→ **Task instructions**:
Could you repeat all of the entries word for word, minus any pictures?

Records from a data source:
*-*-*

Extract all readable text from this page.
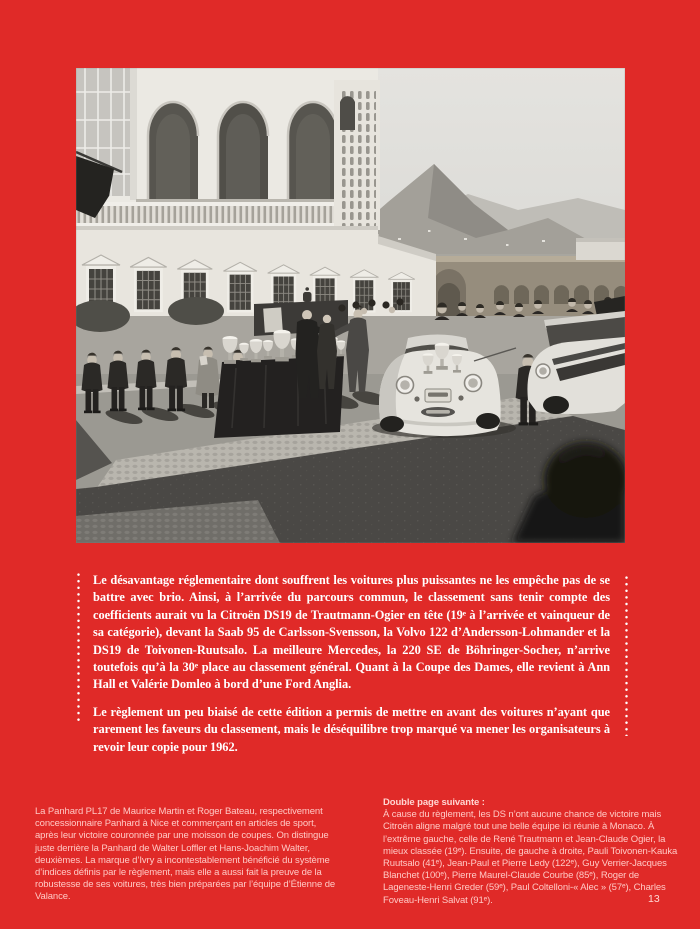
Le désavantage réglementaire dont souffrent les voitures plus puissantes ne les empêche pas de se battre avec brio. Ainsi, à l’arrivée du parcours commun, le classement sans tenir compte des coefficients aurait vu la Citroën DS19 de Trautmann-Ogier en tête (19ᵉ à l’arrivée et vainqueur de sa catégorie), devant la Saab 95 de Carlsson-Svensson, la Volvo 122 d’Andersson-Lohmander et la DS19 de Toivonen-Ruutsalo. La meilleure Mercedes, la 220 SE de Böhringer-Socher, n’arrive toutefois qu’à la 30ᵉ place au classement général. Quant à la Coupe des Dames, elle revient à Ann Hall et Valérie Domleo à bord d’une Ford Anglia.

Le règlement un peu biaisé de cette édition a permis de mettre en avant des voitures n’ayant que rarement les faveurs du classement, mais le déséquilibre trop marqué va mener les organisateurs à revoir leur copie pour 1962.

La Panhard PL17 de Maurice Martin et Roger Bateau, respectivement concessionnaire Panhard à Nice et commerçant en articles de sport, après leur victoire couronnée par une moisson de coupes. On distingue juste derrière la Panhard de Walter Loffler et Hans-Joachim Walter, deuxièmes. La marque d’Ivry a incontestablement bénéficié du système d’indices définis par le règlement, mais elle a aussi fait la preuve de la robustesse de ses voitures, très bien préparées par l’équipe d’Étienne de Valance.
Double page suivante :
À cause du règlement, les DS n’ont aucune chance de victoire mais Citroën aligne malgré tout une belle équipe ici réunie à Monaco. À l’extrême gauche, celle de René Trautmann et Jean-Claude Ogier, la mieux classée (19ᵉ). Ensuite, de gauche à droite, Pauli Toivonen-Kauka Ruutsalo (41ᵉ), Jean-Paul et Pierre Ledy (122ᵉ), Guy Verrier-Jacques Blanchet (100ᵉ), Pierre Maurel-Claude Courbe (85ᵉ), Roger de Lageneste-Henri Greder (59ᵉ), Paul Coltelloni-« Alec » (57ᵉ), Charles Foveau-Henri Salvat (91ᵉ).	13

*-*-*

→ **Exercise result**:
Extract all readable text from this page.
Le désavantage réglementaire dont souffrent les voitures plus puissantes ne les empêche pas de se battre avec brio. Ainsi, à l’arrivée du parcours commun, le classement sans tenir compte des coefficients aurait vu la Citroën DS19 de Trautmann-Ogier en tête (19ᵉ à l’arrivée et vainqueur de sa catégorie), devant la Saab 95 de Carlsson-Svensson, la Volvo 122 d’Andersson-Lohmander et la DS19 de Toivonen-Ruutsalo. La meilleure Mercedes, la 220 SE de Böhringer-Socher, n’arrive toutefois qu’à la 30ᵉ place au classement général. Quant à la Coupe des Dames, elle revient à Ann Hall et Valérie Domleo à bord d’une Ford Anglia.

Le règlement un peu biaisé de cette édition a permis de mettre en avant des voitures n’ayant que rarement les faveurs du classement, mais le déséquilibre trop marqué va mener les organisateurs à revoir leur copie pour 1962.

La Panhard PL17 de Maurice Martin et Roger Bateau, respectivement concessionnaire Panhard à Nice et commerçant en articles de sport, après leur victoire couronnée par une moisson de coupes. On distingue juste derrière la Panhard de Walter Loffler et Hans-Joachim Walter, deuxièmes. La marque d’Ivry a incontestablement bénéficié du système d’indices définis par le règlement, mais elle a aussi fait la preuve de la robustesse de ses voitures, très bien préparées par l’équipe d’Étienne de Valance.
Double page suivante :
À cause du règlement, les DS n’ont aucune chance de victoire mais Citroën aligne malgré tout une belle équipe ici réunie à Monaco. À l’extrême gauche, celle de René Trautmann et Jean-Claude Ogier, la mieux classée (19ᵉ). Ensuite, de gauche à droite, Pauli Toivonen-Kauka Ruutsalo (41ᵉ), Jean-Paul et Pierre Ledy (122ᵉ), Guy Verrier-Jacques Blanchet (100ᵉ), Pierre Maurel-Claude Courbe (85ᵉ), Roger de Lageneste-Henri Greder (59ᵉ), Paul Coltelloni-« Alec » (57ᵉ), Charles Foveau-Henri Salvat (91ᵉ).	13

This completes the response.